* [Given request] Quote all entries exactly, leaving pictures aside.

* [Source data]
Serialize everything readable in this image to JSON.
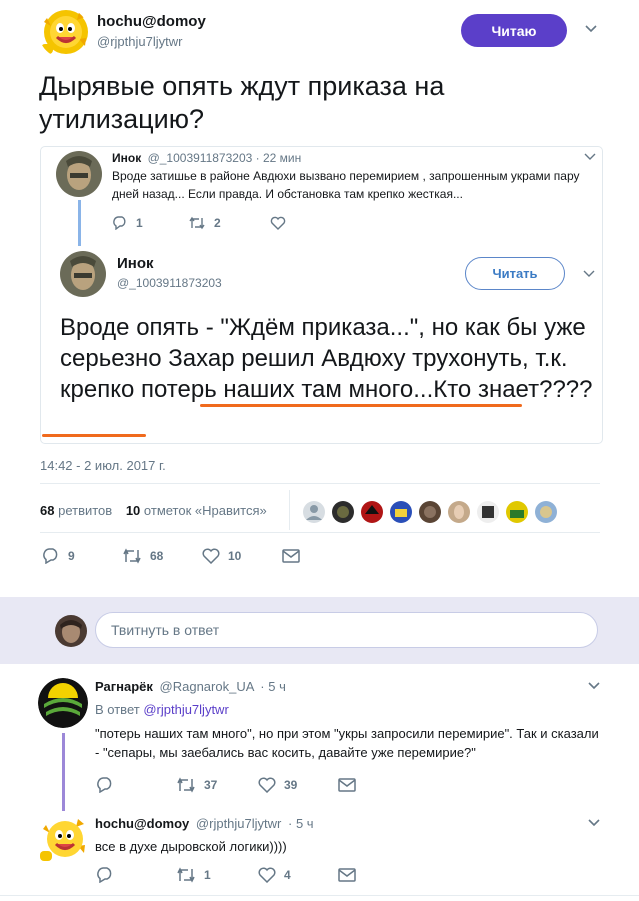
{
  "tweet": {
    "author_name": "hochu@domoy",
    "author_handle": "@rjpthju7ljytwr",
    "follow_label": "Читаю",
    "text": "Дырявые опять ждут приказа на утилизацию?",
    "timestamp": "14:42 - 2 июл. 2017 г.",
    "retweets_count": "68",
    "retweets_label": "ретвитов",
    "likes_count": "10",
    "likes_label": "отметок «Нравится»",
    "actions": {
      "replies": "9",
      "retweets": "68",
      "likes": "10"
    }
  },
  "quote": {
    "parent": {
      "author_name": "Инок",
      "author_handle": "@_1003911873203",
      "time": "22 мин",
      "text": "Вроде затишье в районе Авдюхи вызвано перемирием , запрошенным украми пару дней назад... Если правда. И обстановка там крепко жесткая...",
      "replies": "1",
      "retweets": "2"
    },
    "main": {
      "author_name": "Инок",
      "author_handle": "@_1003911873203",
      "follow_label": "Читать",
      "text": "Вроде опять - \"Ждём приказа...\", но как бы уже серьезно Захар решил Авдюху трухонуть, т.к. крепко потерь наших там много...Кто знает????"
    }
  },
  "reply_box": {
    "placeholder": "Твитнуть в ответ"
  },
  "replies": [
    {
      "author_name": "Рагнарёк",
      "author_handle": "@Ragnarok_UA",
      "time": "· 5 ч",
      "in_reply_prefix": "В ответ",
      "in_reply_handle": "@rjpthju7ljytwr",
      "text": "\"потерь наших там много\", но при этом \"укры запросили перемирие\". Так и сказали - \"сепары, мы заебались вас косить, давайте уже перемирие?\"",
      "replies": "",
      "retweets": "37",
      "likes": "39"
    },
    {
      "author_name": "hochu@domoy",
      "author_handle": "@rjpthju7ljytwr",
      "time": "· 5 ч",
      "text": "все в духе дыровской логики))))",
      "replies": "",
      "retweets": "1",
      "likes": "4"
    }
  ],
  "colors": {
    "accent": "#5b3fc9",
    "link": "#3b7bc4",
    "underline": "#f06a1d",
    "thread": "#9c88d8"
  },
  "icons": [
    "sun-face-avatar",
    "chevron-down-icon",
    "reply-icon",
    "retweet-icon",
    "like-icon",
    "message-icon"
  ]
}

* [Solution to this exercise]
Serialize everything readable in this image to JSON.
{
  "tweet": {
    "author_name": "hochu@domoy",
    "author_handle": "@rjpthju7ljytwr",
    "follow_label": "Читаю",
    "text": "Дырявые опять ждут приказа на утилизацию?",
    "timestamp": "14:42 - 2 июл. 2017 г.",
    "retweets_count": "68",
    "retweets_label": "ретвитов",
    "likes_count": "10",
    "likes_label": "отметок «Нравится»",
    "actions": {
      "replies": "9",
      "retweets": "68",
      "likes": "10"
    }
  },
  "quote": {
    "parent": {
      "author_name": "Инок",
      "author_handle": "@_1003911873203",
      "time": "22 мин",
      "text": "Вроде затишье в районе Авдюхи вызвано перемирием , запрошенным украми пару дней назад... Если правда. И обстановка там крепко жесткая...",
      "replies": "1",
      "retweets": "2"
    },
    "main": {
      "author_name": "Инок",
      "author_handle": "@_1003911873203",
      "follow_label": "Читать",
      "text": "Вроде опять - \"Ждём приказа...\", но как бы уже серьезно Захар решил Авдюху трухонуть, т.к. крепко потерь наших там много...Кто знает????"
    }
  },
  "reply_box": {
    "placeholder": "Твитнуть в ответ"
  },
  "replies": [
    {
      "author_name": "Рагнарёк",
      "author_handle": "@Ragnarok_UA",
      "time": "· 5 ч",
      "in_reply_prefix": "В ответ",
      "in_reply_handle": "@rjpthju7ljytwr",
      "text": "\"потерь наших там много\", но при этом \"укры запросили перемирие\". Так и сказали - \"сепары, мы заебались вас косить, давайте уже перемирие?\"",
      "replies": "",
      "retweets": "37",
      "likes": "39"
    },
    {
      "author_name": "hochu@domoy",
      "author_handle": "@rjpthju7ljytwr",
      "time": "· 5 ч",
      "text": "все в духе дыровской логики))))",
      "replies": "",
      "retweets": "1",
      "likes": "4"
    }
  ],
  "colors": {
    "accent": "#5b3fc9",
    "link": "#3b7bc4",
    "underline": "#f06a1d",
    "thread": "#9c88d8"
  },
  "icons": [
    "sun-face-avatar",
    "chevron-down-icon",
    "reply-icon",
    "retweet-icon",
    "like-icon",
    "message-icon"
  ]
}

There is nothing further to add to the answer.